WHAT TO PRODUCE: Count the lines below that contain the word "panel" and give only the number.

RECORDS SHOWN:
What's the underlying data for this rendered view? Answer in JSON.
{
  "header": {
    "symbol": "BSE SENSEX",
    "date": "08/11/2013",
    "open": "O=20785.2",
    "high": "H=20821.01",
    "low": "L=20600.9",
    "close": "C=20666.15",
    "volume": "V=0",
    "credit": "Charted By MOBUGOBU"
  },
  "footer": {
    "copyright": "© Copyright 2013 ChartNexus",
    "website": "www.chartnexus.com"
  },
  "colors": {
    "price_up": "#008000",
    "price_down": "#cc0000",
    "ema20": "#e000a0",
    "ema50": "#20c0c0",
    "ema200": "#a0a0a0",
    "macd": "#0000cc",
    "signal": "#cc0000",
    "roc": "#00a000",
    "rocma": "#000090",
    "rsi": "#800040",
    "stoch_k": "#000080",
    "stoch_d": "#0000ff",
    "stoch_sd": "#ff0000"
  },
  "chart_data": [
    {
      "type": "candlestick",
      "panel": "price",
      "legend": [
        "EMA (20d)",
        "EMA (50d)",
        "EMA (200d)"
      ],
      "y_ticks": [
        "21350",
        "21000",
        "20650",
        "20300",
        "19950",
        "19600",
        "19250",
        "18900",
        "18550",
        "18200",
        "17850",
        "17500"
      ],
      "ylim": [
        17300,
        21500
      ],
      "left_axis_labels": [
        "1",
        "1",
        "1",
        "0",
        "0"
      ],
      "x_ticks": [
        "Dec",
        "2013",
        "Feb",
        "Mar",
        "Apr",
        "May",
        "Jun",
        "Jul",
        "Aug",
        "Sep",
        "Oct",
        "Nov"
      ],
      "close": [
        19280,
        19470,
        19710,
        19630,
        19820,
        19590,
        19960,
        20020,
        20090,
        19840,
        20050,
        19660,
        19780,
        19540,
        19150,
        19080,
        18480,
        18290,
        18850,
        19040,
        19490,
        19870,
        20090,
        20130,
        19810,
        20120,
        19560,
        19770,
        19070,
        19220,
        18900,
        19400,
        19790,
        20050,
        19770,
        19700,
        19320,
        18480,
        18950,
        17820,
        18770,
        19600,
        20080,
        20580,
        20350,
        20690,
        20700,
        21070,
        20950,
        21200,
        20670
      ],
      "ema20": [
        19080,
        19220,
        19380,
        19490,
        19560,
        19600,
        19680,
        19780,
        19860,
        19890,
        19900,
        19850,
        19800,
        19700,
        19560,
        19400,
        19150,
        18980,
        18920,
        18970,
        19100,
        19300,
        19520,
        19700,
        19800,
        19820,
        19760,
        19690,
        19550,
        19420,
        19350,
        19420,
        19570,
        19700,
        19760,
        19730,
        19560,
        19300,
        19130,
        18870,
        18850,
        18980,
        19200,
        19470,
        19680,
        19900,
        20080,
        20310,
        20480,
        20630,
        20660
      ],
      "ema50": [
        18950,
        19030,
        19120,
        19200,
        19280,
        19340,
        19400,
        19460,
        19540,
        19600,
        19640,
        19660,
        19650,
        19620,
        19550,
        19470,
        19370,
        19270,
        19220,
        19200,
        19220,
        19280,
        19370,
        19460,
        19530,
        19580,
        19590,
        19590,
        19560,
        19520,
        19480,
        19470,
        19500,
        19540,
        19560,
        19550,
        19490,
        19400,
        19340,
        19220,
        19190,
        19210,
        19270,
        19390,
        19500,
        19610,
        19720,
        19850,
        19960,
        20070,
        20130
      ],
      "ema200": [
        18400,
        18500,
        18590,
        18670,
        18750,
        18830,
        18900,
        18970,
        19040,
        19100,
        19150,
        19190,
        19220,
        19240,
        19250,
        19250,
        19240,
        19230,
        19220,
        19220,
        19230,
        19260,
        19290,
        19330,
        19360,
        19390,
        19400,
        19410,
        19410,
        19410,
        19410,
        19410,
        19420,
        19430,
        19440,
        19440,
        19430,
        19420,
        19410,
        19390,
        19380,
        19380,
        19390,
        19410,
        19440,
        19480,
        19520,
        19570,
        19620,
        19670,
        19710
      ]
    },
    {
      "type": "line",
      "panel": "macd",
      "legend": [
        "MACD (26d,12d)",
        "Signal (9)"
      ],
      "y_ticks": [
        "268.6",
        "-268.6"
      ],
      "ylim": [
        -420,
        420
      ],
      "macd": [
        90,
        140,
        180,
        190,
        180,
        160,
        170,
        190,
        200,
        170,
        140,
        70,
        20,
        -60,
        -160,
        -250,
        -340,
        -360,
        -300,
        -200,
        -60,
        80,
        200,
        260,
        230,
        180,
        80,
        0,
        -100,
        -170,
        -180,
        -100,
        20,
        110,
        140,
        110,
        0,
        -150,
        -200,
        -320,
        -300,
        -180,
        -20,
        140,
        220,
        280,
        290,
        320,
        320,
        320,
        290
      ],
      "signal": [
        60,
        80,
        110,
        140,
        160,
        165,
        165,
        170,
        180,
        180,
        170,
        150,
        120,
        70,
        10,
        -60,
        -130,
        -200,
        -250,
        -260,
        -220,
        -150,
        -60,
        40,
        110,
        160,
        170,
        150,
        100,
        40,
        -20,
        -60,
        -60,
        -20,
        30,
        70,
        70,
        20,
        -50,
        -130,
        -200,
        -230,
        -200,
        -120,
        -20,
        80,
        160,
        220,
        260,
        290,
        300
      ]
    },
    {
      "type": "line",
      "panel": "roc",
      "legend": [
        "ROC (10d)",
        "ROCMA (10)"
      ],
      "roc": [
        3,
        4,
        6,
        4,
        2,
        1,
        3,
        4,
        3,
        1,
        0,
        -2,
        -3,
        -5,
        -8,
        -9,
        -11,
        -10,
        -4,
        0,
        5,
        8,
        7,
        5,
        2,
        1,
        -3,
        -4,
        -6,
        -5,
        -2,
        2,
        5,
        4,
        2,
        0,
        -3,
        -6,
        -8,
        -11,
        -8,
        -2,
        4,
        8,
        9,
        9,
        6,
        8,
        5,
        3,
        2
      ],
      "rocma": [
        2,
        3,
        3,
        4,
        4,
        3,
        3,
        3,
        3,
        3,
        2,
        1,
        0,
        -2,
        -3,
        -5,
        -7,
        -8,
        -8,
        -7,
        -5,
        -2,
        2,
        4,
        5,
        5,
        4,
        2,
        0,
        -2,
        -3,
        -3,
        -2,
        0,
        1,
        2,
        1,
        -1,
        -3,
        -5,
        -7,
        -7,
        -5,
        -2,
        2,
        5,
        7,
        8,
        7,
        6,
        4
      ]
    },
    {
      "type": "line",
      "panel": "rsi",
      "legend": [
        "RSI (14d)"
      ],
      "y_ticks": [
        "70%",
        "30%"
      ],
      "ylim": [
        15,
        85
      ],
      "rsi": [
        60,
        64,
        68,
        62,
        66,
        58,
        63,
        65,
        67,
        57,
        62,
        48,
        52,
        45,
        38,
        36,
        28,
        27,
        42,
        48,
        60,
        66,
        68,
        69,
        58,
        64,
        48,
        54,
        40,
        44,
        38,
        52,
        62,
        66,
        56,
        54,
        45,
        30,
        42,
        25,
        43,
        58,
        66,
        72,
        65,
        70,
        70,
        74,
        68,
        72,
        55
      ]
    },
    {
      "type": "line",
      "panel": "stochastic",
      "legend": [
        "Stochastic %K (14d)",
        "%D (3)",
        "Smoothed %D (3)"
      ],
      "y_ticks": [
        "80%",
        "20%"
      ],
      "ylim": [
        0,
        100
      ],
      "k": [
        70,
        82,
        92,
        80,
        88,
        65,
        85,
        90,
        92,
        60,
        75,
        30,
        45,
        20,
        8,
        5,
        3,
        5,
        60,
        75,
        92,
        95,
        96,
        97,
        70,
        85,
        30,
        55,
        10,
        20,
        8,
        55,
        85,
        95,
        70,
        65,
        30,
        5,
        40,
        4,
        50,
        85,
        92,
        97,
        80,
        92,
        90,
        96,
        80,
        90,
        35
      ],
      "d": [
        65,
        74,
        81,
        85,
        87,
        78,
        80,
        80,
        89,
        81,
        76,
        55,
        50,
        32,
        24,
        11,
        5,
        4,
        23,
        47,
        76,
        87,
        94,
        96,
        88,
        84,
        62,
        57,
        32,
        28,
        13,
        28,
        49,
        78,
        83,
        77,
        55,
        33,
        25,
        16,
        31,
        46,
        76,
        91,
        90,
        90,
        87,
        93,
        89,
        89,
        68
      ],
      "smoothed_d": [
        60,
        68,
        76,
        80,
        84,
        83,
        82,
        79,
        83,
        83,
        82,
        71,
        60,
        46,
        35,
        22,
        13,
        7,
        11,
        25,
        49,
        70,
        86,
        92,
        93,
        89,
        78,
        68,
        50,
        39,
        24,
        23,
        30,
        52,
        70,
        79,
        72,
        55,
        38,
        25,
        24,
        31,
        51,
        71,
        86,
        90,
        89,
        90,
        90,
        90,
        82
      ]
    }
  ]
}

WORKED SOLUTION: 5